Items

------------------------------

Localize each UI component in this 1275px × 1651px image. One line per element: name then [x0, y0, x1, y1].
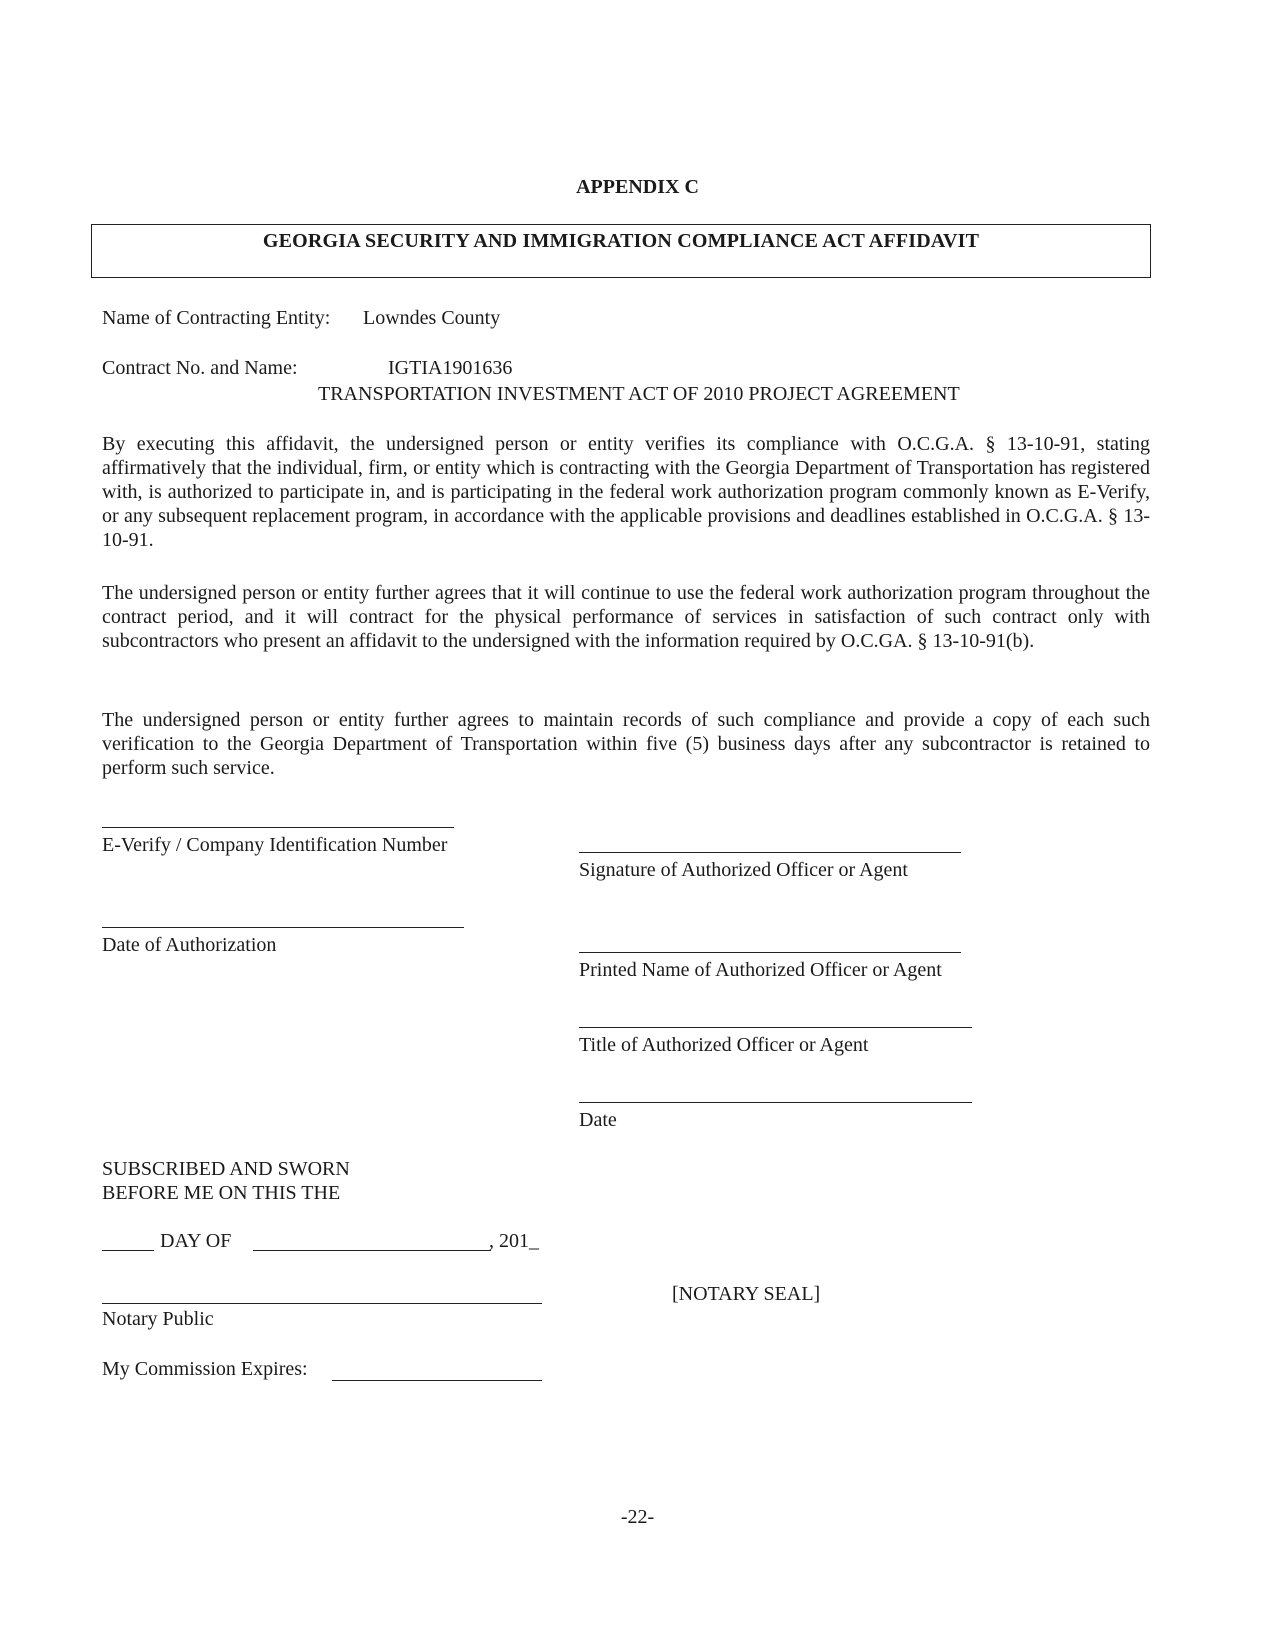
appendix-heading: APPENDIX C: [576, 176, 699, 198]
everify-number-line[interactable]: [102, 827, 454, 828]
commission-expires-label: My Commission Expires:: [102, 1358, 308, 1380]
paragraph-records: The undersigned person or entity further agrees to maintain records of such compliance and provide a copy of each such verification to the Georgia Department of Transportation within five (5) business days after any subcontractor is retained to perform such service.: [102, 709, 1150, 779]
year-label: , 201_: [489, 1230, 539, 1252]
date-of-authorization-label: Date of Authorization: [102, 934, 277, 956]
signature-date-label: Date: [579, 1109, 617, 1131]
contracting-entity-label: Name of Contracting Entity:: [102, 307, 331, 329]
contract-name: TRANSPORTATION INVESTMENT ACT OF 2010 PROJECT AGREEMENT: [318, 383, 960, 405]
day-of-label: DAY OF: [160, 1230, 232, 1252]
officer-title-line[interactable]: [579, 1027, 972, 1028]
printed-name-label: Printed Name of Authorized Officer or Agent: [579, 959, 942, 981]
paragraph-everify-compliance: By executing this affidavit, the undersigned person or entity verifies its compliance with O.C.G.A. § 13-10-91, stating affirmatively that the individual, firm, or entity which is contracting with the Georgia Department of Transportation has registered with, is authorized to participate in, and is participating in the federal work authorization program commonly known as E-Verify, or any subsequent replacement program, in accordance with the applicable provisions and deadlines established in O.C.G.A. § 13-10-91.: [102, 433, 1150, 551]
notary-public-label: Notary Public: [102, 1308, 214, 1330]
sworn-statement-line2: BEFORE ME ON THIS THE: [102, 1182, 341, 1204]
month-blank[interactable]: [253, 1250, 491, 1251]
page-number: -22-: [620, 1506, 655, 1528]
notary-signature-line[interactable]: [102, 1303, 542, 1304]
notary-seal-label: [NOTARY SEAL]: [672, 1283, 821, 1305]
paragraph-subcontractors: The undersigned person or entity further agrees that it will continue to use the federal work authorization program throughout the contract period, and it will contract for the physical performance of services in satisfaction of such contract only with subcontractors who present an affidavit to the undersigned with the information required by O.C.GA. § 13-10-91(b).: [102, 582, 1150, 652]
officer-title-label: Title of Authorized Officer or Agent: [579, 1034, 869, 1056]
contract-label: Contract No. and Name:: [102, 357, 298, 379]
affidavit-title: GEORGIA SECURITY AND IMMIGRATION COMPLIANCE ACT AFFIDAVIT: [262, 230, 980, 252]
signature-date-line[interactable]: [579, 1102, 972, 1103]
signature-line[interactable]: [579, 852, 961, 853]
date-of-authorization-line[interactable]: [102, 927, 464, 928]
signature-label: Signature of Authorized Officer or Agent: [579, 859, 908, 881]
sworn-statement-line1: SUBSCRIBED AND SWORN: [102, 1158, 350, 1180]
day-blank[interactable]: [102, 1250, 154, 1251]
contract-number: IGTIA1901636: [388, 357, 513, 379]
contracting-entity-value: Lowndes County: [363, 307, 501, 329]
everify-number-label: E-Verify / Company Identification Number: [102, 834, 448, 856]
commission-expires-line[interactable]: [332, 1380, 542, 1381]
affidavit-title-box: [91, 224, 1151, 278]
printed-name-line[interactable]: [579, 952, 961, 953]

------------------------------

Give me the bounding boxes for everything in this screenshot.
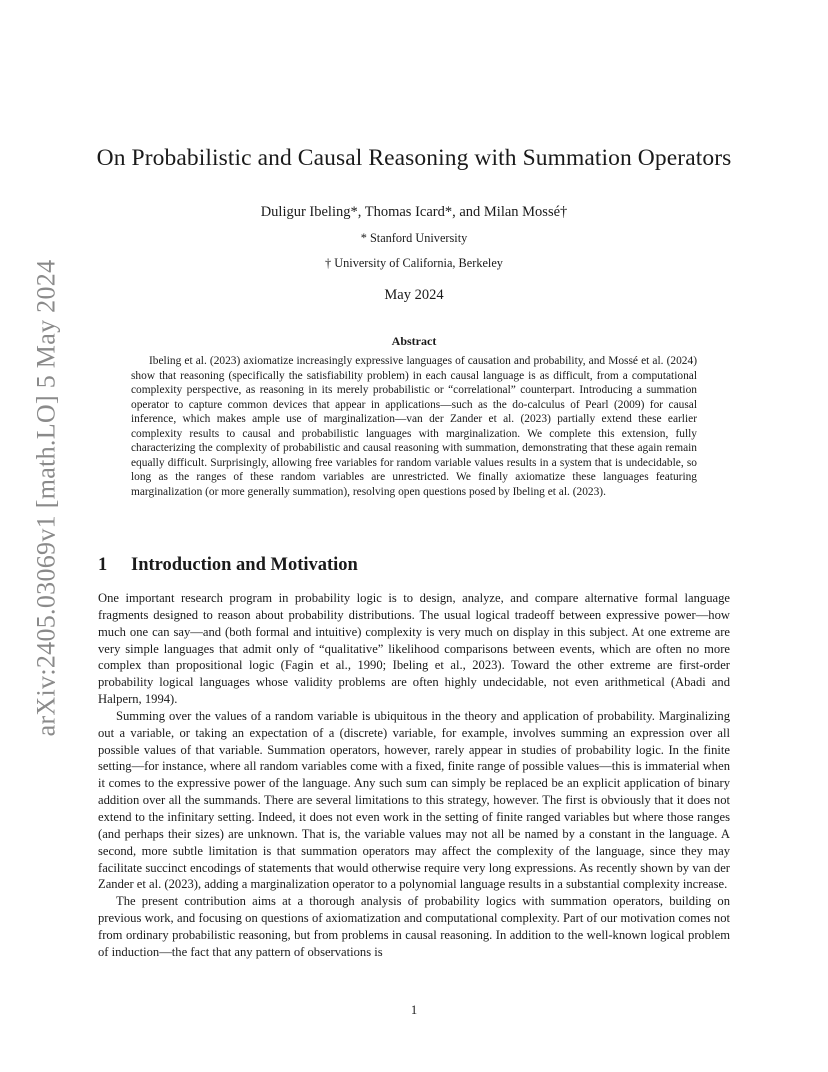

------------------------------

Given instruction
Edit the listing lines between the line holding "Localize each UI" and the line holding "signature-date-label: Date: [579, 1109, 617, 1131]", inclusive, by replacing "UI component" with "interface element" and leaving everything else unchanged. Omit the pictures from your answer.

Answer to the problem
Localize each interface element in this 1275px × 1651px image. One line per element: name then [x0, y0, x1, y1].
appendix-heading: APPENDIX C: [576, 176, 699, 198]
everify-number-line[interactable]: [102, 827, 454, 828]
commission-expires-label: My Commission Expires:: [102, 1358, 308, 1380]
paragraph-records: The undersigned person or entity further agrees to maintain records of such compliance and provide a copy of each such verification to the Georgia Department of Transportation within five (5) business days after any subcontractor is retained to perform such service.: [102, 709, 1150, 779]
year-label: , 201_: [489, 1230, 539, 1252]
date-of-authorization-label: Date of Authorization: [102, 934, 277, 956]
signature-date-label: Date: [579, 1109, 617, 1131]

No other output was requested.